En las calles de la capital hay una fuerte división de opiniones al respecto de una eventual legalización del cannabis
Menos de 24 horas después de que la Corte Suprema de Justicia abriese la vía a la legalización del consumo recreativo de la marihuana, Héctor Hernández, de 60 años, barría hojas en una acera de la Ciudad de México cuando un reportero le preguntó qué opinaba de eso. “Yo digo que está mal, ¿no? Se va a extender a los niños de primaria. Van a andar todos con su plantita”.
Unos metros más adelante, un vendedor de tacos de suadero exclamaba envuelto en una nube de fritura, “¡Hay que fumar un chingo la mariguana!”.
Degustando sus tacos, el estudiante de 19 años Joseph Gálaga aportaba una opinión más responsable: “Sería bueno que la legalizasen para que bajasen los índices delictivos de los narcotraficantes”. Y a la vuelta de la esquina, un hombre y una mujer muy formales decían: “Si es para bien es excelente, pero si lo van a ocupar para que haya adicción es incorrecto”, él, tirando su cigarro después de darle la última calada; “Tiene pros y contras”, ella, cohibida.
A la entrada de un abarrotes tienda de comestibles, dos chicas de 16 años.
Mitzi: “Hicieron muy bien los jueces”.
Vanesa: “Pero no legalizaron wey, sólo le dieron amparo a cuatro personas”.
En otro barrio, una hora después, un caballero llamado Esteban Terán, chamarra de piel nueva, olor-cuero a metros de distancia, 46 años, dijo algo relacionado con lo que matizaba Vanesa. ¿Está usted a favor o en contra? “¡En contra! ¡Porque nomás se lo legalizan a cuatro y somos millones!”.
Pero quien habló justo después de las chicas fue una mujer de 60 años que avanzaba por la calle metida en un suéter de lana blanco que le caía hasta las rodillas, dando pasitos cortos. “No llevo dinero”, advirtió antes de nada.

Por hacer =
A - Reproduce el fragmento de la crónica sobre la legalización del cannabis que empieza con "A la entrada" y sigue hasta "antes de nada.", sustituyendo "chamarra" por "chaqueta".
B - Presenta como tabla Markdown los registros desde el principio hasta la línea con "status-label: 状态 xyxy=(154,408,179,422)", ambas incluidas, con las columnas N.º y Línea. Omite las líneas en blanco.

Anotaciones de los elementos de la página:
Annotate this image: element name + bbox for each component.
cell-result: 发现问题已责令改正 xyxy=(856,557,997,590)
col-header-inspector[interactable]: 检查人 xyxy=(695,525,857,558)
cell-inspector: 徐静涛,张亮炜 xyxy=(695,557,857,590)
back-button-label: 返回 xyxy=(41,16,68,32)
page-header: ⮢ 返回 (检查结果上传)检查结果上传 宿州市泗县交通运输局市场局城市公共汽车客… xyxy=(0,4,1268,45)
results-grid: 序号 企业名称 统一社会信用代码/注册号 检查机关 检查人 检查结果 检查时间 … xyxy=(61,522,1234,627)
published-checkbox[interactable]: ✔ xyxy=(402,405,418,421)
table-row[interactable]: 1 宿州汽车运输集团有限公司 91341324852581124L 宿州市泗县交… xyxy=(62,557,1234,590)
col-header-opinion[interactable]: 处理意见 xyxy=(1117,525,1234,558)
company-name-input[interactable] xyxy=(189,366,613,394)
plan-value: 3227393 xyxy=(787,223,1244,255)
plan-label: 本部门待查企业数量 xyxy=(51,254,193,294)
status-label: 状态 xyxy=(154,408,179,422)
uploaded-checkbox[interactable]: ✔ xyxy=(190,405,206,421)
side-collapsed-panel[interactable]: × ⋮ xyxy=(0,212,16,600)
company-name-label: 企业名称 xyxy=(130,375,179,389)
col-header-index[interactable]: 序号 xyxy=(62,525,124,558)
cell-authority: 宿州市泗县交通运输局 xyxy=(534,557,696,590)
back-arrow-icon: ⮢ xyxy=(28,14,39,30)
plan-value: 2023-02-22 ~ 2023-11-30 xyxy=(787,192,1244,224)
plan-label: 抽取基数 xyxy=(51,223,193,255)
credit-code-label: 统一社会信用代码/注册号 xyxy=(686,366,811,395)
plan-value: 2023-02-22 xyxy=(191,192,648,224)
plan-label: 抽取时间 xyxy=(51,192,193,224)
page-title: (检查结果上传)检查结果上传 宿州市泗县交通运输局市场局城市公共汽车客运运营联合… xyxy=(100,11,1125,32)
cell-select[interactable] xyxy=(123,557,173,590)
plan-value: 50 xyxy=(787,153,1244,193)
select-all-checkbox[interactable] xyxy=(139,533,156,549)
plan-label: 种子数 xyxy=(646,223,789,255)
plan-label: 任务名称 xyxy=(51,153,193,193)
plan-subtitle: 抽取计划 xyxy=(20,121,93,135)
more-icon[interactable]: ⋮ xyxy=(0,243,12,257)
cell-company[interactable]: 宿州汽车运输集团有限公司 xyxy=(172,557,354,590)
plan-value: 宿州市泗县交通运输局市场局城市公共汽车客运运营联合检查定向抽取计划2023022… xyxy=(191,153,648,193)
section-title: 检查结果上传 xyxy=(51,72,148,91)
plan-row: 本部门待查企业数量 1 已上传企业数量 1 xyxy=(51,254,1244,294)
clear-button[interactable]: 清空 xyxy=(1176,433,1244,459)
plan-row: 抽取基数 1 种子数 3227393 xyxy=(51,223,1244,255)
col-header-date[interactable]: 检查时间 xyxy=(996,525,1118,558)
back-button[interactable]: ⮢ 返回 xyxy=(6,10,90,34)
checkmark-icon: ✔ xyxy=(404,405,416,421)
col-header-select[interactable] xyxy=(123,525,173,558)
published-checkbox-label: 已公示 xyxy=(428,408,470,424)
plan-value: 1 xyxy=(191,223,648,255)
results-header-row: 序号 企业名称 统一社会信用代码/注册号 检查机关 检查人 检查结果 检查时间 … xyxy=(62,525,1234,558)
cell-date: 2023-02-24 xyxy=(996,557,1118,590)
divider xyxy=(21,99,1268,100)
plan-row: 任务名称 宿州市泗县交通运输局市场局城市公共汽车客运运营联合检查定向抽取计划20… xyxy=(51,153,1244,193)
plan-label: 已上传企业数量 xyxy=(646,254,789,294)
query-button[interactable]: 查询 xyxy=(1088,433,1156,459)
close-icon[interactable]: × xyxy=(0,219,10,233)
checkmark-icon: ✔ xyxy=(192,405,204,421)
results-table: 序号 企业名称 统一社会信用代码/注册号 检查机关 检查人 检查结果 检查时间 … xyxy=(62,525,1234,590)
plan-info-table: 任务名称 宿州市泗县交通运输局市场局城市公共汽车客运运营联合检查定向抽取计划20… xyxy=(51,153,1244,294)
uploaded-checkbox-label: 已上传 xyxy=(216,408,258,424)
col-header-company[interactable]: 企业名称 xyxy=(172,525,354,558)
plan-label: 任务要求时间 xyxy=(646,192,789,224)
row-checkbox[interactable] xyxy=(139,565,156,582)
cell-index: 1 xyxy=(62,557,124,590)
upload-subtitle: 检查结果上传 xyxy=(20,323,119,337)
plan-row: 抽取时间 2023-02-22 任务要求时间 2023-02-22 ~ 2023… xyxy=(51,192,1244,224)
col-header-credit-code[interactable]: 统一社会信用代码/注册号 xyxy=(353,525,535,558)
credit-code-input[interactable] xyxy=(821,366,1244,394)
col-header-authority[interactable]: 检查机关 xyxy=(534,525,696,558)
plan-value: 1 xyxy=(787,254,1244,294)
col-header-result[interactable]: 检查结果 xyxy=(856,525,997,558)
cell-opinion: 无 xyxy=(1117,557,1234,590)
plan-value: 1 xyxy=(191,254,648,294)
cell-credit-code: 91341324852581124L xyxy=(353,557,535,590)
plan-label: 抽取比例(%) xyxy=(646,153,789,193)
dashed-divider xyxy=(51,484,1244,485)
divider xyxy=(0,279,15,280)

Soluciones =
A -
A la entrada de un abarrotes tienda de comestibles, dos chicas de 16 años.
Mitzi: “Hicieron muy bien los jueces”.
Vanesa: “Pero no legalizaron wey, sólo le dieron amparo a cuatro personas”.
En otro barrio, una hora después, un caballero llamado Esteban Terán, chaqueta de piel nueva, olor-cuero a metros de distancia, 46 años, dijo algo relacionado con lo que matizaba Vanesa. ¿Está usted a favor o en contra? “¡En contra! ¡Porque nomás se lo legalizan a cuatro y somos millones!”.
Pero quien habló justo después de las chicas fue una mujer de 60 años que avanzaba por la calle metida en un suéter de lana blanco que le caía hasta las rodillas, dando pasitos cortos. “No llevo dinero”, advirtió antes de nada.

B -
| N.º | Línea |
|---|---|
| 1 | Annotate this image: element name + bbox for each component. |
| 2 | cell-result: 发现问题已责令改正 xyxy=(856,557,997,590) |
| 3 | col-header-inspector[interactable]: 检查人 xyxy=(695,525,857,558) |
| 4 | cell-inspector: 徐静涛,张亮炜 xyxy=(695,557,857,590) |
| 5 | back-button-label: 返回 xyxy=(41,16,68,32) |
| 6 | page-header: ⮢ 返回 (检查结果上传)检查结果上传 宿州市泗县交通运输局市场局城市公共汽车客… xyxy=(0,4,1268,45) |
| 7 | results-grid: 序号 企业名称 统一社会信用代码/注册号 检查机关 检查人 检查结果 检查时间 … xyxy=(61,522,1234,627) |
| 8 | published-checkbox[interactable]: ✔ xyxy=(402,405,418,421) |
| 9 | table-row[interactable]: 1 宿州汽车运输集团有限公司 91341324852581124L 宿州市泗县交… xyxy=(62,557,1234,590) |
| 10 | col-header-opinion[interactable]: 处理意见 xyxy=(1117,525,1234,558) |
| 11 | company-name-input[interactable] xyxy=(189,366,613,394) |
| 12 | plan-value: 3227393 xyxy=(787,223,1244,255) |
| 13 | plan-label: 本部门待查企业数量 xyxy=(51,254,193,294) |
| 14 | status-label: 状态 xyxy=(154,408,179,422) |